Drop the pictures, then extract the listing word for word.

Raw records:

--

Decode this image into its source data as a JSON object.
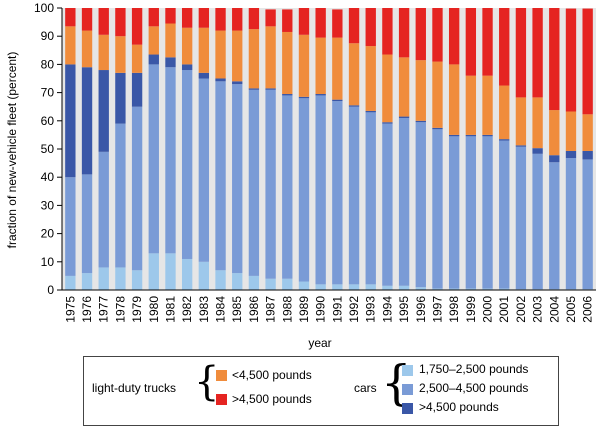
{
  "chart_data": {
    "type": "bar",
    "stacked": true,
    "ylabel": "fraction of new-vehicle fleet (percent)",
    "xlabel": "year",
    "ylim": [
      0,
      100
    ],
    "yticks": [
      0,
      10,
      20,
      30,
      40,
      50,
      60,
      70,
      80,
      90,
      100
    ],
    "grid": false,
    "legend_position": "bottom",
    "categories": [
      "1975",
      "1976",
      "1977",
      "1978",
      "1979",
      "1980",
      "1981",
      "1982",
      "1983",
      "1984",
      "1985",
      "1986",
      "1987",
      "1988",
      "1989",
      "1990",
      "1991",
      "1992",
      "1993",
      "1994",
      "1995",
      "1996",
      "1997",
      "1998",
      "1999",
      "2000",
      "2001",
      "2002",
      "2003",
      "2004",
      "2005",
      "2006"
    ],
    "series": [
      {
        "name": "1,750–2,500 pounds",
        "group": "cars",
        "color": "#9dc8eb",
        "values": [
          5,
          6,
          8,
          8,
          7,
          13,
          13,
          11,
          10,
          7,
          6,
          5,
          4,
          4,
          3,
          2,
          2,
          2,
          2,
          1.5,
          1.5,
          1,
          0.5,
          0.5,
          0.5,
          0.5,
          0.5,
          0.3,
          0.3,
          0.3,
          0.3,
          0.3
        ]
      },
      {
        "name": "2,500–4,500 pounds",
        "group": "cars",
        "color": "#7a9bd6",
        "values": [
          35,
          35,
          41,
          51,
          58,
          67,
          66,
          67,
          65,
          67,
          67,
          66,
          67,
          65,
          65,
          67,
          65,
          63,
          61,
          57.5,
          59.5,
          58.5,
          56.5,
          54,
          54,
          54,
          52.5,
          50.5,
          48,
          45,
          46.5,
          46
        ]
      },
      {
        "name": ">4,500 pounds",
        "group": "cars",
        "color": "#3a57a7",
        "values": [
          40,
          38,
          29,
          18,
          12,
          3.5,
          3.5,
          2,
          2,
          1,
          1,
          0.5,
          0.5,
          0.5,
          0.5,
          0.5,
          0.5,
          0.5,
          0.5,
          0.5,
          0.5,
          0.5,
          0.5,
          0.5,
          0.5,
          0.5,
          0.5,
          0.5,
          2,
          2.5,
          2.5,
          3
        ]
      },
      {
        "name": "<4,500 pounds",
        "group": "light-duty trucks",
        "color": "#f08c3c",
        "values": [
          13.5,
          13,
          12.5,
          13,
          10,
          10,
          12,
          13,
          16,
          17,
          18,
          21,
          22,
          22,
          22,
          20,
          22,
          22,
          23,
          24,
          21,
          21.5,
          23.5,
          25,
          21,
          21,
          19,
          17,
          18,
          16,
          14,
          13
        ]
      },
      {
        "name": ">4,500 pounds",
        "group": "light-duty trucks",
        "color": "#e52421",
        "values": [
          6.5,
          8,
          9.5,
          10,
          13,
          6.5,
          5.5,
          7,
          7,
          8,
          8,
          7.5,
          6,
          8,
          9.5,
          10.5,
          10,
          12.5,
          14,
          16.5,
          17.5,
          18.5,
          19,
          20,
          24.5,
          24.5,
          27.5,
          32,
          32,
          36.5,
          36.5,
          37.5
        ]
      }
    ]
  },
  "legend": {
    "trucks_label": "light-duty trucks",
    "cars_label": "cars"
  }
}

--

### ANSWER TO THIS TASK
Decode this image into its source data as a JSON object.
{
  "chart_data": {
    "type": "bar",
    "stacked": true,
    "ylabel": "fraction of new-vehicle fleet (percent)",
    "xlabel": "year",
    "ylim": [
      0,
      100
    ],
    "yticks": [
      0,
      10,
      20,
      30,
      40,
      50,
      60,
      70,
      80,
      90,
      100
    ],
    "grid": false,
    "legend_position": "bottom",
    "categories": [
      "1975",
      "1976",
      "1977",
      "1978",
      "1979",
      "1980",
      "1981",
      "1982",
      "1983",
      "1984",
      "1985",
      "1986",
      "1987",
      "1988",
      "1989",
      "1990",
      "1991",
      "1992",
      "1993",
      "1994",
      "1995",
      "1996",
      "1997",
      "1998",
      "1999",
      "2000",
      "2001",
      "2002",
      "2003",
      "2004",
      "2005",
      "2006"
    ],
    "series": [
      {
        "name": "1,750–2,500 pounds",
        "group": "cars",
        "color": "#9dc8eb",
        "values": [
          5,
          6,
          8,
          8,
          7,
          13,
          13,
          11,
          10,
          7,
          6,
          5,
          4,
          4,
          3,
          2,
          2,
          2,
          2,
          1.5,
          1.5,
          1,
          0.5,
          0.5,
          0.5,
          0.5,
          0.5,
          0.3,
          0.3,
          0.3,
          0.3,
          0.3
        ]
      },
      {
        "name": "2,500–4,500 pounds",
        "group": "cars",
        "color": "#7a9bd6",
        "values": [
          35,
          35,
          41,
          51,
          58,
          67,
          66,
          67,
          65,
          67,
          67,
          66,
          67,
          65,
          65,
          67,
          65,
          63,
          61,
          57.5,
          59.5,
          58.5,
          56.5,
          54,
          54,
          54,
          52.5,
          50.5,
          48,
          45,
          46.5,
          46
        ]
      },
      {
        "name": ">4,500 pounds",
        "group": "cars",
        "color": "#3a57a7",
        "values": [
          40,
          38,
          29,
          18,
          12,
          3.5,
          3.5,
          2,
          2,
          1,
          1,
          0.5,
          0.5,
          0.5,
          0.5,
          0.5,
          0.5,
          0.5,
          0.5,
          0.5,
          0.5,
          0.5,
          0.5,
          0.5,
          0.5,
          0.5,
          0.5,
          0.5,
          2,
          2.5,
          2.5,
          3
        ]
      },
      {
        "name": "<4,500 pounds",
        "group": "light-duty trucks",
        "color": "#f08c3c",
        "values": [
          13.5,
          13,
          12.5,
          13,
          10,
          10,
          12,
          13,
          16,
          17,
          18,
          21,
          22,
          22,
          22,
          20,
          22,
          22,
          23,
          24,
          21,
          21.5,
          23.5,
          25,
          21,
          21,
          19,
          17,
          18,
          16,
          14,
          13
        ]
      },
      {
        "name": ">4,500 pounds",
        "group": "light-duty trucks",
        "color": "#e52421",
        "values": [
          6.5,
          8,
          9.5,
          10,
          13,
          6.5,
          5.5,
          7,
          7,
          8,
          8,
          7.5,
          6,
          8,
          9.5,
          10.5,
          10,
          12.5,
          14,
          16.5,
          17.5,
          18.5,
          19,
          20,
          24.5,
          24.5,
          27.5,
          32,
          32,
          36.5,
          36.5,
          37.5
        ]
      }
    ]
  },
  "legend": {
    "trucks_label": "light-duty trucks",
    "cars_label": "cars"
  }
}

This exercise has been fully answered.